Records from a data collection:
________

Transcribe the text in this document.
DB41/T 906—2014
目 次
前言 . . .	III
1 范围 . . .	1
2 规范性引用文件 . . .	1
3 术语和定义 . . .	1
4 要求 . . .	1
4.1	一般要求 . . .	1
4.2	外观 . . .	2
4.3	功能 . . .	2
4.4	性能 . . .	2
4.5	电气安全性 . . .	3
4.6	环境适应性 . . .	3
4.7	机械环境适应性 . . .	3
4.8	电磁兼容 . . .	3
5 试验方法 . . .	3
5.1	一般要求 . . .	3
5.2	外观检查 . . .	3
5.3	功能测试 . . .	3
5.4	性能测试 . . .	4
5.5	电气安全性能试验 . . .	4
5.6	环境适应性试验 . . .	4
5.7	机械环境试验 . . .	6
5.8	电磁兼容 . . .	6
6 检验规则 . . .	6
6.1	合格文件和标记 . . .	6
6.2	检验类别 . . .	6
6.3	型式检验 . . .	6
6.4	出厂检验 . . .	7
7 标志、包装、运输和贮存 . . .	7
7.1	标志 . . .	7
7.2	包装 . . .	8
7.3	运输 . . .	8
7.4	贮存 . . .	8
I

________

Description of the task: Print back all the lines verbatim.

Answer to the task:
Transcribe the text in this document.
DB41/T 906—2014
目 次
前言 . . .	III
1 范围 . . .	1
2 规范性引用文件 . . .	1
3 术语和定义 . . .	1
4 要求 . . .	1
4.1	一般要求 . . .	1
4.2	外观 . . .	2
4.3	功能 . . .	2
4.4	性能 . . .	2
4.5	电气安全性 . . .	3
4.6	环境适应性 . . .	3
4.7	机械环境适应性 . . .	3
4.8	电磁兼容 . . .	3
5 试验方法 . . .	3
5.1	一般要求 . . .	3
5.2	外观检查 . . .	3
5.3	功能测试 . . .	3
5.4	性能测试 . . .	4
5.5	电气安全性能试验 . . .	4
5.6	环境适应性试验 . . .	4
5.7	机械环境试验 . . .	6
5.8	电磁兼容 . . .	6
6 检验规则 . . .	6
6.1	合格文件和标记 . . .	6
6.2	检验类别 . . .	6
6.3	型式检验 . . .	6
6.4	出厂检验 . . .	7
7 标志、包装、运输和贮存 . . .	7
7.1	标志 . . .	7
7.2	包装 . . .	8
7.3	运输 . . .	8
7.4	贮存 . . .	8
I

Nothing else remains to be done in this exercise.